Task to complete >>
Give, as a bare number, the count of lines that contain the word "może".

Start Material

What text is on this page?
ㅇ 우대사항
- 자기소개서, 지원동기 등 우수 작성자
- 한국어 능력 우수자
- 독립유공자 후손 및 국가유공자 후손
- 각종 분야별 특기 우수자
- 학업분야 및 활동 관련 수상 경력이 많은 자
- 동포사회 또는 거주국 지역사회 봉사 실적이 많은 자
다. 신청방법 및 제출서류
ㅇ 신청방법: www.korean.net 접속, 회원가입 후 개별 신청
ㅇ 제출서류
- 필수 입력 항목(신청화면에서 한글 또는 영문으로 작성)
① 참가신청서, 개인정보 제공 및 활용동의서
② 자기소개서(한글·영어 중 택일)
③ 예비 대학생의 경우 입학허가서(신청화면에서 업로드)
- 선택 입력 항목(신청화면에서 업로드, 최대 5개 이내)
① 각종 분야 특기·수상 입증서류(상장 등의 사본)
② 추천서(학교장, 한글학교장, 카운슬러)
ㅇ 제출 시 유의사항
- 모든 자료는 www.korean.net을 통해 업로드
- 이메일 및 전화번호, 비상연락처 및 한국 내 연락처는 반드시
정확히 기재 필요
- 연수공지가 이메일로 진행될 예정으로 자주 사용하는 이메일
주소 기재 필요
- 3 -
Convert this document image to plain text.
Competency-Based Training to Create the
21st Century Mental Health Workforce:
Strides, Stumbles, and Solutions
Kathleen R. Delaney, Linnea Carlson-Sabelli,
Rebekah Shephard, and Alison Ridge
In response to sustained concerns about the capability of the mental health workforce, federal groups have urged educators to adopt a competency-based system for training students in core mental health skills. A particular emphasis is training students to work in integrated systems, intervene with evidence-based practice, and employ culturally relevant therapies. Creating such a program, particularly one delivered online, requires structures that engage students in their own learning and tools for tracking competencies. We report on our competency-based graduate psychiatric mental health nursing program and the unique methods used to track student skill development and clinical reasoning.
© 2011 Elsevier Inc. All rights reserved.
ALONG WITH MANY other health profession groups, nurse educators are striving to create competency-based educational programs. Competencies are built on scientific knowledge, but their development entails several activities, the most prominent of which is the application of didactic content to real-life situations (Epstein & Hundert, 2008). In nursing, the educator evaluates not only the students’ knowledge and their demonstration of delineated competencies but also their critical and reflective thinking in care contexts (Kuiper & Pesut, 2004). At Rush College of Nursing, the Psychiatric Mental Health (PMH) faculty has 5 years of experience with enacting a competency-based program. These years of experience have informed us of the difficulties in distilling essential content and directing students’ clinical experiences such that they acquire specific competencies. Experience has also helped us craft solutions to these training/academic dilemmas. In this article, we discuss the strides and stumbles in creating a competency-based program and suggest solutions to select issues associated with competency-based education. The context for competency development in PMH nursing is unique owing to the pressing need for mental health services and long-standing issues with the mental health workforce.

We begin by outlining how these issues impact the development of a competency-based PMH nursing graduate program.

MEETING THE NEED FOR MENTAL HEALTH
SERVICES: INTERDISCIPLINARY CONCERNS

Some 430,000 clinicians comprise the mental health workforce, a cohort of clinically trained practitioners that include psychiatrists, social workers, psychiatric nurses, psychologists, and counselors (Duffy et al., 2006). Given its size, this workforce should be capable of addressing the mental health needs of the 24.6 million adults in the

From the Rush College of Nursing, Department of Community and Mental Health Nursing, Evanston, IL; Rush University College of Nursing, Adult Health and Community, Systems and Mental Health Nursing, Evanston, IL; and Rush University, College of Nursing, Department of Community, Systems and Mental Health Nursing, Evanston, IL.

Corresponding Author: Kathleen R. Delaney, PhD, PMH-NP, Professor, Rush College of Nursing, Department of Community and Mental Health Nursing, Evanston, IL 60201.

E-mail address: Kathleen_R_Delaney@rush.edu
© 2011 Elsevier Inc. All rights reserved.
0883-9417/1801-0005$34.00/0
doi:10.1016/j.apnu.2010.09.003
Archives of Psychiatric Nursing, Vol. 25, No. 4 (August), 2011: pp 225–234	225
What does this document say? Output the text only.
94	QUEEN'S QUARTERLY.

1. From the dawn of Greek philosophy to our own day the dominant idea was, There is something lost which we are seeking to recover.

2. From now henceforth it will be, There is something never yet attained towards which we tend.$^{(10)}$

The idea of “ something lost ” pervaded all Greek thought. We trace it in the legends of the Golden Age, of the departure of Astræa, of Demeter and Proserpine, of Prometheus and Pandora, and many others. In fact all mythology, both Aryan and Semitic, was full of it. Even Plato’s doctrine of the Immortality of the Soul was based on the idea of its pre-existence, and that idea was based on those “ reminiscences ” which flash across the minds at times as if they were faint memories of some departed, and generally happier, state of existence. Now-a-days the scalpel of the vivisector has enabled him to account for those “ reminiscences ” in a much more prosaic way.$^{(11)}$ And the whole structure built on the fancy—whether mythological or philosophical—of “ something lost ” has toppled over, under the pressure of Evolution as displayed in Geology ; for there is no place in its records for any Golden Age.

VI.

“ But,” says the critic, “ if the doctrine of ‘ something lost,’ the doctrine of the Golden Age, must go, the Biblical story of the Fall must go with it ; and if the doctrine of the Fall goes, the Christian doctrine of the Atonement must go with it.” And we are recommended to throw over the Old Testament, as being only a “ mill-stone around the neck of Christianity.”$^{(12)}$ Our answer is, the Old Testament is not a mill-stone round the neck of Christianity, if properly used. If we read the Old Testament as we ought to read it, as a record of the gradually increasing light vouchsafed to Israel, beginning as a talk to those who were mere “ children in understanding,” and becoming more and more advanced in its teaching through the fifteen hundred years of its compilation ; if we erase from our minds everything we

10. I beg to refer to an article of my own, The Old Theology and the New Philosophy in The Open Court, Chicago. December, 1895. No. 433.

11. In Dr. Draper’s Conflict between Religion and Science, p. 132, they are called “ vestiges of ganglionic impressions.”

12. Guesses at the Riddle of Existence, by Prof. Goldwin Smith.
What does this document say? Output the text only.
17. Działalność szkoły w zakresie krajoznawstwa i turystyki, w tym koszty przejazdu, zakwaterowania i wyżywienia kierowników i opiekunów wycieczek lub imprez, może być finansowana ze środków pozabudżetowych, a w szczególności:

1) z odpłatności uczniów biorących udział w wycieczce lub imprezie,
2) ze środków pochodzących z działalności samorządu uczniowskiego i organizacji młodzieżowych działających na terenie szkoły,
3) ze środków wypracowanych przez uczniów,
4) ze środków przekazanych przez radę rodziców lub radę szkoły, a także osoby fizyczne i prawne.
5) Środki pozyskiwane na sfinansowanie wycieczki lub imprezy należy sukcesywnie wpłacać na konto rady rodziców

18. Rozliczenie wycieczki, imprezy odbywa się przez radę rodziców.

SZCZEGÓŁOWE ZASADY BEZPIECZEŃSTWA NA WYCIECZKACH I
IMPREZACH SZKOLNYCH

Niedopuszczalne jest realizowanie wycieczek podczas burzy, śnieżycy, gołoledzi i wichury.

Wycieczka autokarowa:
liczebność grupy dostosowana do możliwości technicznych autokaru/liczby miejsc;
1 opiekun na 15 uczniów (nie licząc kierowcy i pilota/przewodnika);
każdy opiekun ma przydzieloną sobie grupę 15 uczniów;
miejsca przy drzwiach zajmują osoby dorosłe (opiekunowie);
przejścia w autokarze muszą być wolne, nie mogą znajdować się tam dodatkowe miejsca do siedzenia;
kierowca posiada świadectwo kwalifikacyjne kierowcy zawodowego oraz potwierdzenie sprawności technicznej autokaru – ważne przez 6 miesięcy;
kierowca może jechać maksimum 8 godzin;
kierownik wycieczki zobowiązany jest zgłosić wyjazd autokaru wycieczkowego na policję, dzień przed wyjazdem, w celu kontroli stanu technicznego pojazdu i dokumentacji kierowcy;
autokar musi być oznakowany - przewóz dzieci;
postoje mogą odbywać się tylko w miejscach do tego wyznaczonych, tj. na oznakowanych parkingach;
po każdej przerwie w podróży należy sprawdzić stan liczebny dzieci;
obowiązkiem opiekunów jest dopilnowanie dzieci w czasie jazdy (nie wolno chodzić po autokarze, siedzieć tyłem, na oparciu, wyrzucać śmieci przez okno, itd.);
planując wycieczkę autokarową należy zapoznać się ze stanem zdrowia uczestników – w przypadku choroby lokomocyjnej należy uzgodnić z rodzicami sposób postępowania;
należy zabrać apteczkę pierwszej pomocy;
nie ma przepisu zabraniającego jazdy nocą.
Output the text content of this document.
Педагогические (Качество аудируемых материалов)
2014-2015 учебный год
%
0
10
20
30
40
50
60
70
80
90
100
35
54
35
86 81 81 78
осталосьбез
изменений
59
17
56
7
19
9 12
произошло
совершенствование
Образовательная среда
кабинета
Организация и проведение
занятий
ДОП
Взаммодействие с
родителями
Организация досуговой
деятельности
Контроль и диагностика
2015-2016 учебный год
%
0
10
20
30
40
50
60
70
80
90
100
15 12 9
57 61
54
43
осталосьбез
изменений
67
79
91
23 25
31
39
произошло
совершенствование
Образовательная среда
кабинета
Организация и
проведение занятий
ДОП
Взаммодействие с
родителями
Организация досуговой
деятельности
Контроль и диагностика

End Material

Answer for the task >>
2